[Dataset entries]

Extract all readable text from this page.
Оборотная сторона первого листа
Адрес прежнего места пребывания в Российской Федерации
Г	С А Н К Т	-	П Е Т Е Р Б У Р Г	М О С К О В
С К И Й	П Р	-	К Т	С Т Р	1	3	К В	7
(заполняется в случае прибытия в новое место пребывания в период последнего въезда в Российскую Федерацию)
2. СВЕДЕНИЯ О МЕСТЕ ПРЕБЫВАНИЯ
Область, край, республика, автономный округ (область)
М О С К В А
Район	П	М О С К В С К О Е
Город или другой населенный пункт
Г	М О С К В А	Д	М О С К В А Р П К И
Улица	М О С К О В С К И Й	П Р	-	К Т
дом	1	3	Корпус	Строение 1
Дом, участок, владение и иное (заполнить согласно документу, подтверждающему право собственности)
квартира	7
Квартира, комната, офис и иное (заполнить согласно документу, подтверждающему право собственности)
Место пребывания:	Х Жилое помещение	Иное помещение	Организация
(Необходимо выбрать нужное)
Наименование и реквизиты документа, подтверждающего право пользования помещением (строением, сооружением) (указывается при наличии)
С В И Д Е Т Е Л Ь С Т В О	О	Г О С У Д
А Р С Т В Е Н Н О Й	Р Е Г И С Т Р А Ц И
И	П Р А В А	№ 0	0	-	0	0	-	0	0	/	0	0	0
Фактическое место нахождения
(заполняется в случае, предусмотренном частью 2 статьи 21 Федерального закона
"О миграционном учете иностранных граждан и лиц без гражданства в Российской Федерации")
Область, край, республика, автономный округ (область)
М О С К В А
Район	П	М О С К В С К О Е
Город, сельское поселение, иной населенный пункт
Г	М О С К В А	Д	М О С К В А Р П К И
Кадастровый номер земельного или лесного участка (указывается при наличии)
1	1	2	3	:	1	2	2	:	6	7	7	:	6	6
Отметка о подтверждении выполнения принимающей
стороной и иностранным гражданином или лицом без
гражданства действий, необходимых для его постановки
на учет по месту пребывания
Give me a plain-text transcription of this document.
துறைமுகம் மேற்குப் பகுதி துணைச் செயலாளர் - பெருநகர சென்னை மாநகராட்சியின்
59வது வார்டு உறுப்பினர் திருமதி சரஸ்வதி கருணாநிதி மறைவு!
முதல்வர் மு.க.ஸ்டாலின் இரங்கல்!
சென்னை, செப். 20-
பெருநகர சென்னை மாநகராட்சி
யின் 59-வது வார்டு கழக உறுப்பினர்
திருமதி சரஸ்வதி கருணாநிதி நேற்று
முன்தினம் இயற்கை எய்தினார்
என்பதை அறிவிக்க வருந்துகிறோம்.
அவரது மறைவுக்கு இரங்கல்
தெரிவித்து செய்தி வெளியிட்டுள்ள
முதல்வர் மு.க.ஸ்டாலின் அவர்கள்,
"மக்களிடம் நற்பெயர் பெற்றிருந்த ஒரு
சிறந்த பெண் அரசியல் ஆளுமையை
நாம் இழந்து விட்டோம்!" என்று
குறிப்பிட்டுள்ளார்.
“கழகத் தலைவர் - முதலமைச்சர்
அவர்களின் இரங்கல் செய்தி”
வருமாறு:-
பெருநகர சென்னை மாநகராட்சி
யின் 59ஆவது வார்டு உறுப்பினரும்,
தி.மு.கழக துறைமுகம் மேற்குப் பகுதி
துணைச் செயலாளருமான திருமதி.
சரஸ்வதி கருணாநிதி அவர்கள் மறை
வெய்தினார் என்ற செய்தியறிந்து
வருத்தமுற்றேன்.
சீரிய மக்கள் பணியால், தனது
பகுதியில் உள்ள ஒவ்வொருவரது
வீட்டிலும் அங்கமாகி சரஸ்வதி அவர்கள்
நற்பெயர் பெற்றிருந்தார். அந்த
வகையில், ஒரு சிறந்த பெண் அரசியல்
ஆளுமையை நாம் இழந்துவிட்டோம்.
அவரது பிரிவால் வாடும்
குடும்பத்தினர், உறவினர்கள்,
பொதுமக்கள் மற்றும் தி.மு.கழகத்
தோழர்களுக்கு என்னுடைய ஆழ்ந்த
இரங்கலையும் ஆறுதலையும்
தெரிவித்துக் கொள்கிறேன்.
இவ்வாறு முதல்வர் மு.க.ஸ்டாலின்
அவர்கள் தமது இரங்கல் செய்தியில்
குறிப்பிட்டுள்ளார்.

### Requirements
Identify the lines of the data that contain the word "Федерации". Copy each of them.

### Final answer
Адрес прежнего места пребывания в Российской Федерации
"О миграционном учете иностранных граждан и лиц без гражданства в Российской Федерации")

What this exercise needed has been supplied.